— begin MATERIAL PROVIDED —

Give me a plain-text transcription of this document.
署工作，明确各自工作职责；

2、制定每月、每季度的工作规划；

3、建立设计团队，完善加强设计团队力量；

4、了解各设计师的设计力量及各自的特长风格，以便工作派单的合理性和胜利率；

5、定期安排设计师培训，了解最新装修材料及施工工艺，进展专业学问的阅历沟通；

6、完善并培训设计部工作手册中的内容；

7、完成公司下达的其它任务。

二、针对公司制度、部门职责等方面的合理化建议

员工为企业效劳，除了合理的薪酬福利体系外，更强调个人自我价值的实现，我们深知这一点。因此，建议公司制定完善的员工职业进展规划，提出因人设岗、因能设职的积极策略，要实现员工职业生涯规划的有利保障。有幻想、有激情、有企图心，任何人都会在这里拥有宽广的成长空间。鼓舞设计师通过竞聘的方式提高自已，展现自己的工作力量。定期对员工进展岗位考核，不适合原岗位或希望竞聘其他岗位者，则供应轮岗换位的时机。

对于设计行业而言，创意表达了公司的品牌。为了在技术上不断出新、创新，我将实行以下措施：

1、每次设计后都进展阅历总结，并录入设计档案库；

— end MATERIAL PROVIDED —

* [WORK TO DO]:
Repeat every entry word for word.

* [RESPONSE]:
Give me a plain-text transcription of this document.
署工作，明确各自工作职责；

2、制定每月、每季度的工作规划；

3、建立设计团队，完善加强设计团队力量；

4、了解各设计师的设计力量及各自的特长风格，以便工作派单的合理性和胜利率；

5、定期安排设计师培训，了解最新装修材料及施工工艺，进展专业学问的阅历沟通；

6、完善并培训设计部工作手册中的内容；

7、完成公司下达的其它任务。

二、针对公司制度、部门职责等方面的合理化建议

员工为企业效劳，除了合理的薪酬福利体系外，更强调个人自我价值的实现，我们深知这一点。因此，建议公司制定完善的员工职业进展规划，提出因人设岗、因能设职的积极策略，要实现员工职业生涯规划的有利保障。有幻想、有激情、有企图心，任何人都会在这里拥有宽广的成长空间。鼓舞设计师通过竞聘的方式提高自已，展现自己的工作力量。定期对员工进展岗位考核，不适合原岗位或希望竞聘其他岗位者，则供应轮岗换位的时机。

对于设计行业而言，创意表达了公司的品牌。为了在技术上不断出新、创新，我将实行以下措施：

1、每次设计后都进展阅历总结，并录入设计档案库；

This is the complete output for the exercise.